TASK » Could you transcribe every record below exactly as written, leaving out any pictures?

(Lines of data)

- - -

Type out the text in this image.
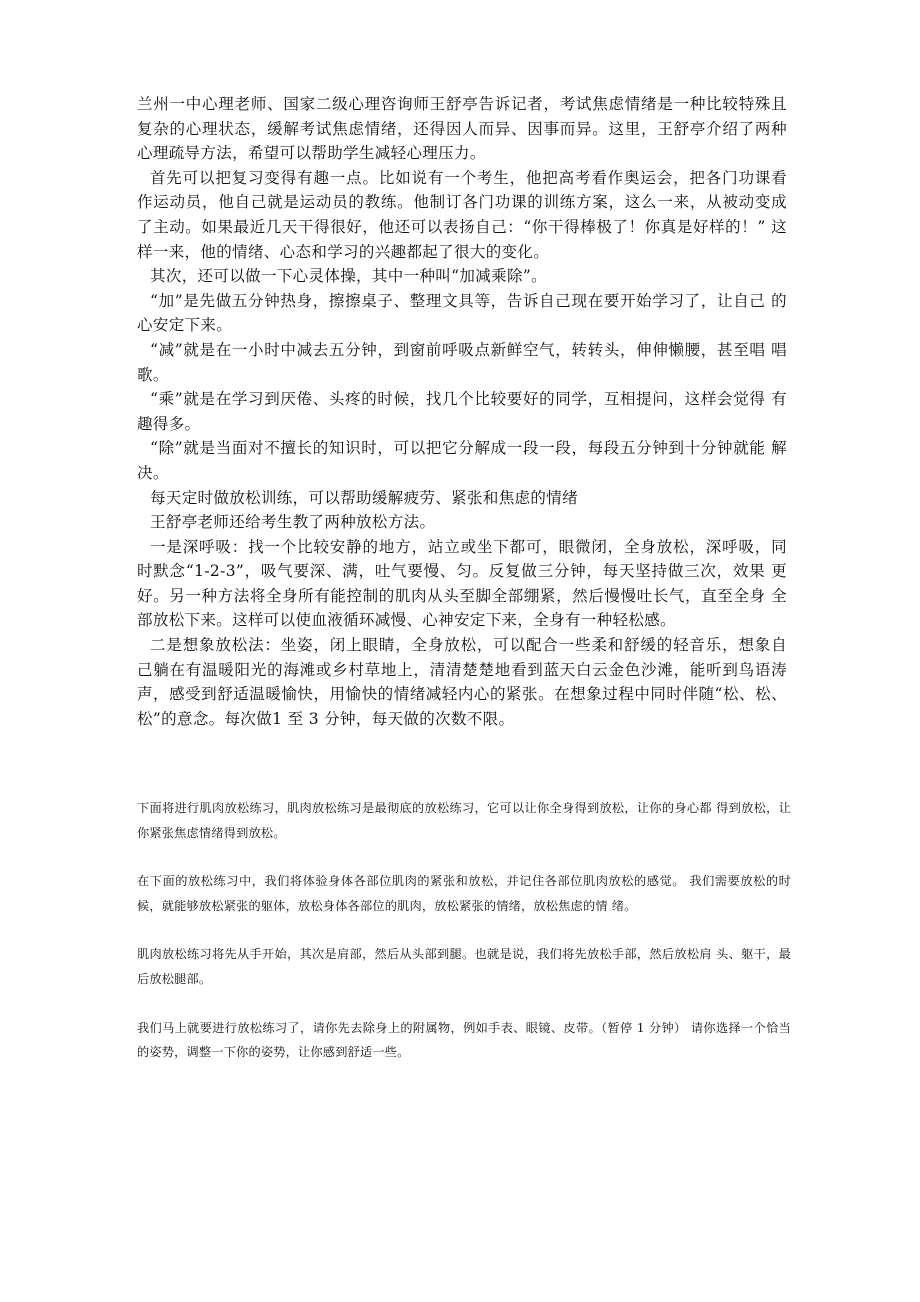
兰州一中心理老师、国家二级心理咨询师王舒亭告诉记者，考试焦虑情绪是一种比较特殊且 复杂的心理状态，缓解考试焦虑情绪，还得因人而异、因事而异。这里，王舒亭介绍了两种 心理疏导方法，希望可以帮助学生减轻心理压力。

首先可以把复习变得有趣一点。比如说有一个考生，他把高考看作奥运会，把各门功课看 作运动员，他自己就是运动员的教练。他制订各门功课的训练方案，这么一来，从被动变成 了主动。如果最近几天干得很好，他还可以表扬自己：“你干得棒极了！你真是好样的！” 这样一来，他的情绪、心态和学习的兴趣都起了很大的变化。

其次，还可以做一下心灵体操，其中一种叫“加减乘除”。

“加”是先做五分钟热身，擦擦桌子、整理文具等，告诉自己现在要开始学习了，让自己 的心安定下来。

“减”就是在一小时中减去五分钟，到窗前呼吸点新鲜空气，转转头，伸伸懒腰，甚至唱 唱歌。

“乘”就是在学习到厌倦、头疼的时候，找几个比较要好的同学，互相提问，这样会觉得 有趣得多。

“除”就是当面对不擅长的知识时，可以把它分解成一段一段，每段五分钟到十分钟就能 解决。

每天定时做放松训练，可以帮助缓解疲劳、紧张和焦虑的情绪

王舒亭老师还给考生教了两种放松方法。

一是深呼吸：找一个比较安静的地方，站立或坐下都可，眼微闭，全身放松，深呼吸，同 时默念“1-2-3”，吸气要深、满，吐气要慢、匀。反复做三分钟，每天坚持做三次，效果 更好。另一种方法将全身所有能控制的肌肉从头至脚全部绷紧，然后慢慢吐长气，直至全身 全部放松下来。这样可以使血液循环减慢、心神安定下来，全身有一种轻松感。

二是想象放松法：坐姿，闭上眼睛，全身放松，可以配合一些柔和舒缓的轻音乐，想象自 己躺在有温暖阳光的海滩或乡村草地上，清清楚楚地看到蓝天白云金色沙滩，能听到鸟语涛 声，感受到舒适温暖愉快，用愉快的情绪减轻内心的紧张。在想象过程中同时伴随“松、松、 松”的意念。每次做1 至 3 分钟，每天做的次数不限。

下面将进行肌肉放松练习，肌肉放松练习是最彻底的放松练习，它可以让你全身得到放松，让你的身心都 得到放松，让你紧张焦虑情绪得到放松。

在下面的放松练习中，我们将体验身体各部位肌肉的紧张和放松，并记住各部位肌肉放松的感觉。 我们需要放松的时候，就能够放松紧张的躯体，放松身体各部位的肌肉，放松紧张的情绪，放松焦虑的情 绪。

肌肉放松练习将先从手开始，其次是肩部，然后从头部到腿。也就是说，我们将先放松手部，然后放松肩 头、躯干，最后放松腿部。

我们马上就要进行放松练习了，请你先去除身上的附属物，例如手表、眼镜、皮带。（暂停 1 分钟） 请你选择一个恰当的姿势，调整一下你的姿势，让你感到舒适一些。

- - -

SOLUTION TO THIS TASK »
Type out the text in this image.
兰州一中心理老师、国家二级心理咨询师王舒亭告诉记者，考试焦虑情绪是一种比较特殊且 复杂的心理状态，缓解考试焦虑情绪，还得因人而异、因事而异。这里，王舒亭介绍了两种 心理疏导方法，希望可以帮助学生减轻心理压力。

首先可以把复习变得有趣一点。比如说有一个考生，他把高考看作奥运会，把各门功课看 作运动员，他自己就是运动员的教练。他制订各门功课的训练方案，这么一来，从被动变成 了主动。如果最近几天干得很好，他还可以表扬自己：“你干得棒极了！你真是好样的！” 这样一来，他的情绪、心态和学习的兴趣都起了很大的变化。

其次，还可以做一下心灵体操，其中一种叫“加减乘除”。

“加”是先做五分钟热身，擦擦桌子、整理文具等，告诉自己现在要开始学习了，让自己 的心安定下来。

“减”就是在一小时中减去五分钟，到窗前呼吸点新鲜空气，转转头，伸伸懒腰，甚至唱 唱歌。

“乘”就是在学习到厌倦、头疼的时候，找几个比较要好的同学，互相提问，这样会觉得 有趣得多。

“除”就是当面对不擅长的知识时，可以把它分解成一段一段，每段五分钟到十分钟就能 解决。

每天定时做放松训练，可以帮助缓解疲劳、紧张和焦虑的情绪

王舒亭老师还给考生教了两种放松方法。

一是深呼吸：找一个比较安静的地方，站立或坐下都可，眼微闭，全身放松，深呼吸，同 时默念“1-2-3”，吸气要深、满，吐气要慢、匀。反复做三分钟，每天坚持做三次，效果 更好。另一种方法将全身所有能控制的肌肉从头至脚全部绷紧，然后慢慢吐长气，直至全身 全部放松下来。这样可以使血液循环减慢、心神安定下来，全身有一种轻松感。

二是想象放松法：坐姿，闭上眼睛，全身放松，可以配合一些柔和舒缓的轻音乐，想象自 己躺在有温暖阳光的海滩或乡村草地上，清清楚楚地看到蓝天白云金色沙滩，能听到鸟语涛 声，感受到舒适温暖愉快，用愉快的情绪减轻内心的紧张。在想象过程中同时伴随“松、松、 松”的意念。每次做1 至 3 分钟，每天做的次数不限。

下面将进行肌肉放松练习，肌肉放松练习是最彻底的放松练习，它可以让你全身得到放松，让你的身心都 得到放松，让你紧张焦虑情绪得到放松。

在下面的放松练习中，我们将体验身体各部位肌肉的紧张和放松，并记住各部位肌肉放松的感觉。 我们需要放松的时候，就能够放松紧张的躯体，放松身体各部位的肌肉，放松紧张的情绪，放松焦虑的情 绪。

肌肉放松练习将先从手开始，其次是肩部，然后从头部到腿。也就是说，我们将先放松手部，然后放松肩 头、躯干，最后放松腿部。

我们马上就要进行放松练习了，请你先去除身上的附属物，例如手表、眼镜、皮带。（暂停 1 分钟） 请你选择一个恰当的姿势，调整一下你的姿势，让你感到舒适一些。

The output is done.